::: Data for this task

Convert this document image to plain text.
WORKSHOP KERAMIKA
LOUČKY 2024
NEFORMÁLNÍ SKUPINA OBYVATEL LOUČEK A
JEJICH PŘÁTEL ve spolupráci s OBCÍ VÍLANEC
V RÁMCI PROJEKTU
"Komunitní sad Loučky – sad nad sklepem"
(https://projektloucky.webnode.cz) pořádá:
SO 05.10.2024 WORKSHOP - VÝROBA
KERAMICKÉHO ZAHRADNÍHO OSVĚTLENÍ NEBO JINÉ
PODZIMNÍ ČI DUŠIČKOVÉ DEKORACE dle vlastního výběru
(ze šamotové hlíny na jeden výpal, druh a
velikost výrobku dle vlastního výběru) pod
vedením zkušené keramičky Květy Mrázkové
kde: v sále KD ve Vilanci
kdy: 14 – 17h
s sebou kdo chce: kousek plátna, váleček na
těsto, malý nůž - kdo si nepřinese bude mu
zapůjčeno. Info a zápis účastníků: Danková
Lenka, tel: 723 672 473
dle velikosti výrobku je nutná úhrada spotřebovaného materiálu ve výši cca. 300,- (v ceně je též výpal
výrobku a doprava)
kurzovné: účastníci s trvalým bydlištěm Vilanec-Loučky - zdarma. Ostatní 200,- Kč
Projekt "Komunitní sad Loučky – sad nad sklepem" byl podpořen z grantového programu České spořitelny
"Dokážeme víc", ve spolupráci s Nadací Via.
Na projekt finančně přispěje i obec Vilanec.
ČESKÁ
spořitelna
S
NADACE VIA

::::::

## Problem statement
Would you copy out each line exactly as written?

## Result
Convert this document image to plain text.
WORKSHOP KERAMIKA
LOUČKY 2024
NEFORMÁLNÍ SKUPINA OBYVATEL LOUČEK A
JEJICH PŘÁTEL ve spolupráci s OBCÍ VÍLANEC
V RÁMCI PROJEKTU
"Komunitní sad Loučky – sad nad sklepem"
(https://projektloucky.webnode.cz) pořádá:
SO 05.10.2024 WORKSHOP - VÝROBA
KERAMICKÉHO ZAHRADNÍHO OSVĚTLENÍ NEBO JINÉ
PODZIMNÍ ČI DUŠIČKOVÉ DEKORACE dle vlastního výběru
(ze šamotové hlíny na jeden výpal, druh a
velikost výrobku dle vlastního výběru) pod
vedením zkušené keramičky Květy Mrázkové
kde: v sále KD ve Vilanci
kdy: 14 – 17h
s sebou kdo chce: kousek plátna, váleček na
těsto, malý nůž - kdo si nepřinese bude mu
zapůjčeno. Info a zápis účastníků: Danková
Lenka, tel: 723 672 473
dle velikosti výrobku je nutná úhrada spotřebovaného materiálu ve výši cca. 300,- (v ceně je též výpal
výrobku a doprava)
kurzovné: účastníci s trvalým bydlištěm Vilanec-Loučky - zdarma. Ostatní 200,- Kč
Projekt "Komunitní sad Loučky – sad nad sklepem" byl podpořen z grantového programu České spořitelny
"Dokážeme víc", ve spolupráci s Nadací Via.
Na projekt finančně přispěje i obec Vilanec.
ČESKÁ
spořitelna
S
NADACE VIA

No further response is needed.